→ **THE REQUEST**: Print the records below exactly as they appear.

→ **MATERIAL TO PROCESS**:
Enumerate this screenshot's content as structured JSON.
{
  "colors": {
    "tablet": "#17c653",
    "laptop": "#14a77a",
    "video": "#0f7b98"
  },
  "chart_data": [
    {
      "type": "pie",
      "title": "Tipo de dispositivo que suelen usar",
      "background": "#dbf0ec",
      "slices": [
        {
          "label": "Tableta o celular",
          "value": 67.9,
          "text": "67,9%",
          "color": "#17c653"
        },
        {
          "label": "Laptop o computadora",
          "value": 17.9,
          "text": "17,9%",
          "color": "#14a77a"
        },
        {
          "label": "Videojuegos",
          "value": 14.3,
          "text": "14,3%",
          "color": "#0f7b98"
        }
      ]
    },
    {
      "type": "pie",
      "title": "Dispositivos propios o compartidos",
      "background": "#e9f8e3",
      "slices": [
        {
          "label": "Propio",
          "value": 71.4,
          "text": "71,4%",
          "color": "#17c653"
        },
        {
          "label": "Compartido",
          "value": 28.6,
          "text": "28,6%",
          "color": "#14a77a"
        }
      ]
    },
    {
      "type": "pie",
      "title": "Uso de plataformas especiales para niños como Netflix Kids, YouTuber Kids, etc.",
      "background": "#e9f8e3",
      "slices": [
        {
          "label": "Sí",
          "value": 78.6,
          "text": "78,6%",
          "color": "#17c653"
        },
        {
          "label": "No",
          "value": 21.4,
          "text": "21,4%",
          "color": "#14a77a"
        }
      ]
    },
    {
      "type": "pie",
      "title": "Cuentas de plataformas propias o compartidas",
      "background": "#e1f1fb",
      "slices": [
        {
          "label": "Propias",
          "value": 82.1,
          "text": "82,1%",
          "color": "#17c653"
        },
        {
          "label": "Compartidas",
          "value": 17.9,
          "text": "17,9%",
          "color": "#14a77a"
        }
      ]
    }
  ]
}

→ **OUTPUT FOR THIS TASK**:
Enumerate this screenshot's content as structured JSON.
{
  "colors": {
    "tablet": "#17c653",
    "laptop": "#14a77a",
    "video": "#0f7b98"
  },
  "chart_data": [
    {
      "type": "pie",
      "title": "Tipo de dispositivo que suelen usar",
      "background": "#dbf0ec",
      "slices": [
        {
          "label": "Tableta o celular",
          "value": 67.9,
          "text": "67,9%",
          "color": "#17c653"
        },
        {
          "label": "Laptop o computadora",
          "value": 17.9,
          "text": "17,9%",
          "color": "#14a77a"
        },
        {
          "label": "Videojuegos",
          "value": 14.3,
          "text": "14,3%",
          "color": "#0f7b98"
        }
      ]
    },
    {
      "type": "pie",
      "title": "Dispositivos propios o compartidos",
      "background": "#e9f8e3",
      "slices": [
        {
          "label": "Propio",
          "value": 71.4,
          "text": "71,4%",
          "color": "#17c653"
        },
        {
          "label": "Compartido",
          "value": 28.6,
          "text": "28,6%",
          "color": "#14a77a"
        }
      ]
    },
    {
      "type": "pie",
      "title": "Uso de plataformas especiales para niños como Netflix Kids, YouTuber Kids, etc.",
      "background": "#e9f8e3",
      "slices": [
        {
          "label": "Sí",
          "value": 78.6,
          "text": "78,6%",
          "color": "#17c653"
        },
        {
          "label": "No",
          "value": 21.4,
          "text": "21,4%",
          "color": "#14a77a"
        }
      ]
    },
    {
      "type": "pie",
      "title": "Cuentas de plataformas propias o compartidas",
      "background": "#e1f1fb",
      "slices": [
        {
          "label": "Propias",
          "value": 82.1,
          "text": "82,1%",
          "color": "#17c653"
        },
        {
          "label": "Compartidas",
          "value": 17.9,
          "text": "17,9%",
          "color": "#14a77a"
        }
      ]
    }
  ]
}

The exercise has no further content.